___ Entries shown ___
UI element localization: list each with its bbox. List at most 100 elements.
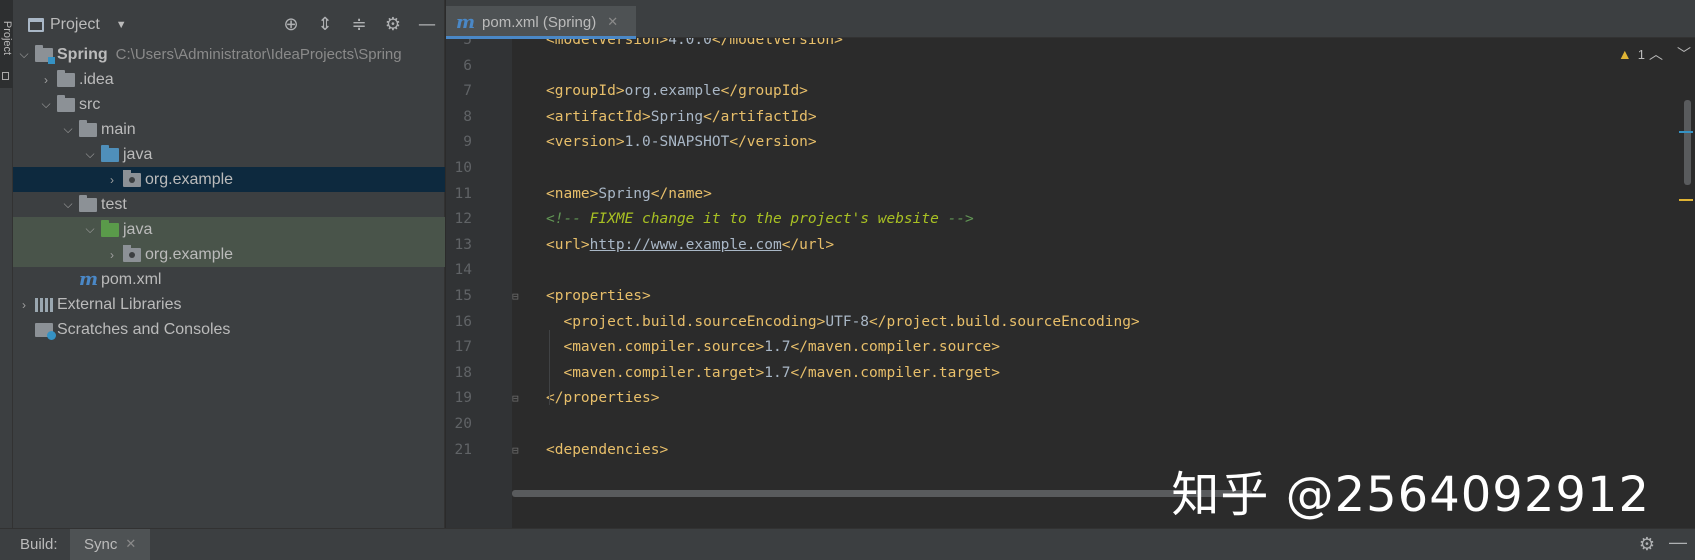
gear-icon[interactable]: ⚙ [376, 13, 410, 37]
minimize-icon[interactable]: — [410, 13, 444, 37]
line-number: 10 [454, 160, 472, 176]
code-text: </properties> [546, 390, 660, 407]
tree-item-external-libraries[interactable]: › External Libraries [13, 292, 445, 317]
folder-icon [79, 119, 97, 137]
chevron-right-icon[interactable]: › [101, 173, 123, 187]
code-text: <artifactId>Spring</artifactId> [546, 108, 817, 125]
chevron-down-icon[interactable]: ⌵ [13, 47, 35, 62]
code-text: <project.build.sourceEncoding>UTF-8</pro… [563, 313, 1140, 330]
code-text: <name>Spring</name> [546, 185, 712, 202]
minimize-icon[interactable]: — [1669, 532, 1687, 553]
project-tool-window-tab[interactable]: Project [0, 0, 13, 88]
project-panel-toolbar: ⊕ ⇕ ≑ ⚙ — [274, 13, 444, 37]
tree-item-scratches[interactable]: Scratches and Consoles [13, 317, 445, 342]
editor: m pom.xml (Spring) ✕ 5 <modelVersion>4.0.… [446, 0, 1695, 528]
line-number: 16 [454, 313, 472, 330]
inspection-nav: ︿ ﹀ [1649, 44, 1691, 64]
code-line[interactable]: 19 ⊟ </properties> [446, 385, 1695, 412]
code-line[interactable]: 7 <groupId>org.example</groupId> [446, 78, 1695, 105]
close-icon[interactable]: ✕ [607, 14, 618, 30]
watermark: 知乎 @2564092912 [1171, 467, 1650, 523]
chevron-down-icon[interactable]: ⌵ [79, 147, 101, 162]
chevron-right-icon[interactable]: › [101, 248, 123, 262]
code-line[interactable]: 14 [446, 257, 1695, 284]
code-line[interactable]: 8 <artifactId>Spring</artifactId> [446, 104, 1695, 131]
close-icon[interactable]: ✕ [125, 536, 136, 554]
tree-item-test-java[interactable]: ⌵ java [13, 217, 445, 242]
tree-item-label: Scratches and Consoles [57, 320, 231, 338]
maven-icon: m [79, 268, 99, 290]
code-line[interactable]: 12 <!-- FIXME change it to the project's … [446, 206, 1695, 233]
tree-item-test[interactable]: ⌵ test [13, 192, 445, 217]
tree-item-test-org-example[interactable]: › org.example [13, 242, 445, 267]
line-number: 14 [454, 262, 472, 279]
tree-item-main-java[interactable]: ⌵ java [13, 142, 445, 167]
left-tool-strip: Project [0, 0, 13, 528]
fold-icon[interactable]: ⊟ [512, 437, 519, 464]
project-folder-icon [35, 44, 55, 64]
warning-icon: ▲ [1617, 46, 1632, 62]
tree-item-main[interactable]: ⌵ main [13, 117, 445, 142]
line-number: 18 [454, 364, 472, 381]
horizontal-scrollbar[interactable] [512, 490, 1252, 497]
code-line[interactable]: 10 [446, 155, 1695, 182]
fold-icon[interactable]: ⊟ [512, 283, 519, 310]
gear-icon[interactable]: ⚙ [1639, 534, 1655, 555]
tree-item-label: test [101, 195, 127, 213]
vertical-scrollbar[interactable] [1684, 100, 1691, 185]
expand-all-icon[interactable]: ⇕ [308, 13, 342, 37]
tree-item-label: main [101, 120, 136, 138]
code-line[interactable]: 17 <maven.compiler.source>1.7</maven.com… [446, 334, 1695, 361]
tree-item-main-org-example[interactable]: › org.example [13, 167, 445, 192]
fold-icon[interactable]: ⊟ [512, 385, 519, 412]
chevron-right-icon[interactable]: › [35, 73, 57, 87]
code-text: <dependencies> [546, 441, 669, 458]
scroll-marker-info[interactable] [1679, 131, 1693, 133]
tree-item-label: org.example [145, 170, 234, 188]
code-line[interactable]: 9 <version>1.0-SNAPSHOT</version> [446, 129, 1695, 156]
code-text: <version>1.0-SNAPSHOT</version> [546, 134, 817, 151]
project-tree: ⌵ Spring C:\Users\Administrator\IdeaProj… [13, 42, 445, 342]
tree-item-label: pom.xml [101, 270, 162, 288]
chevron-down-icon[interactable]: ⌵ [35, 97, 57, 112]
crosshair-icon[interactable]: ⊕ [274, 13, 308, 37]
active-tab-indicator [446, 36, 636, 39]
collapse-all-icon[interactable]: ≑ [342, 13, 376, 37]
code-line[interactable]: 20 [446, 411, 1695, 438]
code-line[interactable]: 15 ⊟ <properties> [446, 283, 1695, 310]
tree-item-spring[interactable]: ⌵ Spring C:\Users\Administrator\IdeaProj… [13, 42, 445, 67]
line-number: 8 [463, 108, 472, 125]
chevron-down-icon[interactable]: ﹀ [1677, 44, 1691, 64]
code-line[interactable]: 11 <name>Spring</name> [446, 181, 1695, 208]
chevron-down-icon[interactable]: ⌵ [79, 222, 101, 237]
tab-label: pom.xml (Spring) [482, 13, 597, 31]
inspection-widget[interactable]: ▲ 1 [1618, 46, 1645, 62]
chevron-right-icon[interactable]: › [13, 298, 35, 312]
code-line[interactable]: 16 <project.build.sourceEncoding>UTF-8</… [446, 309, 1695, 336]
line-number: 19 [454, 390, 472, 407]
chevron-down-icon[interactable]: ⌵ [57, 122, 79, 137]
tab-sync[interactable]: Sync ✕ [70, 529, 151, 560]
package-icon [123, 244, 141, 262]
chevron-down-icon[interactable]: ⌵ [57, 197, 79, 212]
tree-item-label: src [79, 95, 101, 113]
scratch-icon [35, 322, 56, 340]
tab-pom-xml[interactable]: m pom.xml (Spring) ✕ [446, 6, 636, 38]
folder-icon [57, 94, 75, 112]
project-tool-label: Project [1, 20, 13, 56]
line-number: 12 [454, 211, 472, 228]
tree-item-pom-xml[interactable]: m pom.xml [13, 267, 445, 292]
chevron-up-icon[interactable]: ︿ [1649, 44, 1663, 64]
tree-item-idea[interactable]: › .idea [13, 67, 445, 92]
tree-item-label: Spring [57, 45, 108, 63]
indent-guide [549, 330, 550, 405]
tree-item-src[interactable]: ⌵ src [13, 92, 445, 117]
code-line[interactable]: 18 <maven.compiler.target>1.7</maven.com… [446, 360, 1695, 387]
line-number: 11 [454, 185, 472, 202]
project-view-selector[interactable]: Project ▼ [28, 16, 127, 34]
code-line[interactable]: 6 [446, 53, 1695, 80]
code-line[interactable]: 13 <url>http://www.example.com</url> [446, 232, 1695, 259]
project-path: C:\Users\Administrator\IdeaProjects\Spri… [115, 46, 402, 63]
scroll-marker-warning[interactable] [1679, 199, 1693, 201]
project-panel-title: Project [50, 16, 100, 33]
___
Written problem → Rewrite the entries between the lines holding "gear-icon[interactable]: ⚙ [376, 13, 410, 37]" and "313, 1140, 330]", inclusive, so that "code-text" becomes "code-snippet" and nothing else changes. Return only those lines.

Complete answer →
gear-icon[interactable]: ⚙ [376, 13, 410, 37]
minimize-icon[interactable]: — [410, 13, 444, 37]
line-number: 10 [454, 160, 472, 176]
code-snippet: </properties> [546, 390, 660, 407]
tree-item-external-libraries[interactable]: › External Libraries [13, 292, 445, 317]
folder-icon [79, 119, 97, 137]
chevron-right-icon[interactable]: › [101, 173, 123, 187]
code-snippet: <artifactId>Spring</artifactId> [546, 108, 817, 125]
chevron-down-icon[interactable]: ⌵ [13, 47, 35, 62]
code-snippet: <project.build.sourceEncoding>UTF-8</pro… [563, 313, 1140, 330]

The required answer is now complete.